[Collected data]

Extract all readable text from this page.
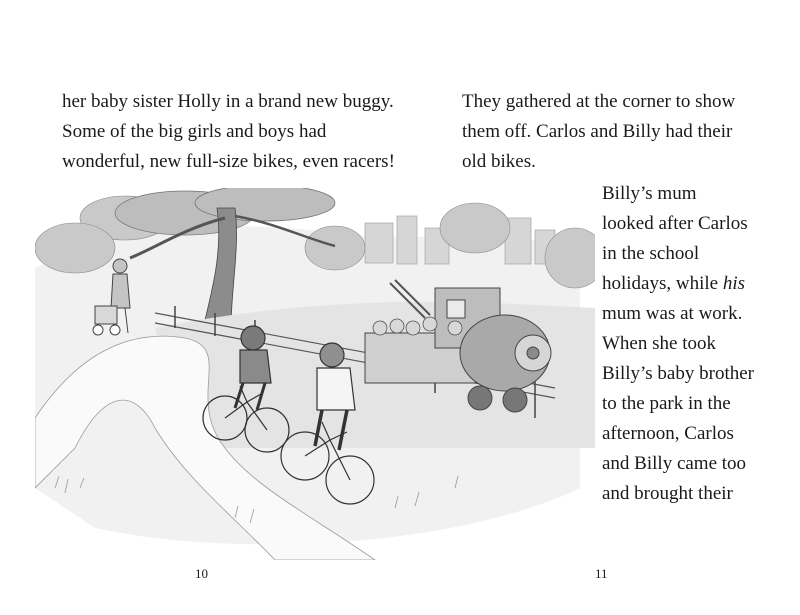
her baby sister Holly in a brand new buggy.
Some of the big girls and boys had
wonderful, new full-size bikes, even racers!
They gathered at the corner to show
them off. Carlos and Billy had their
old bikes.
Billy’s mum
looked after Carlos
in the school
holidays, while his
mum was at work.
When she took
Billy’s baby brother
to the park in the
afternoon, Carlos
and Billy came too
and brought their
10	11
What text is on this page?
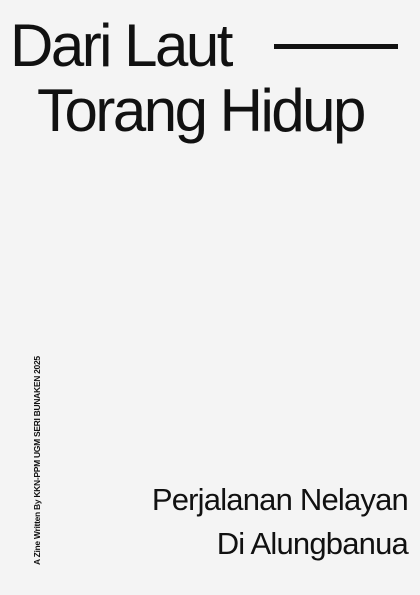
Dari Laut
Torang Hidup
A Zine Written By KKN-PPM UGM SERI BUNAKEN 2025	Perjalanan Nelayan
Di Alungbanua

# [EXERCISE PROMPT]
List each line of the entries that holds the string "text".

# [CORRECT RESPONSE]
Extract all readable text from this page.
What text is on this page?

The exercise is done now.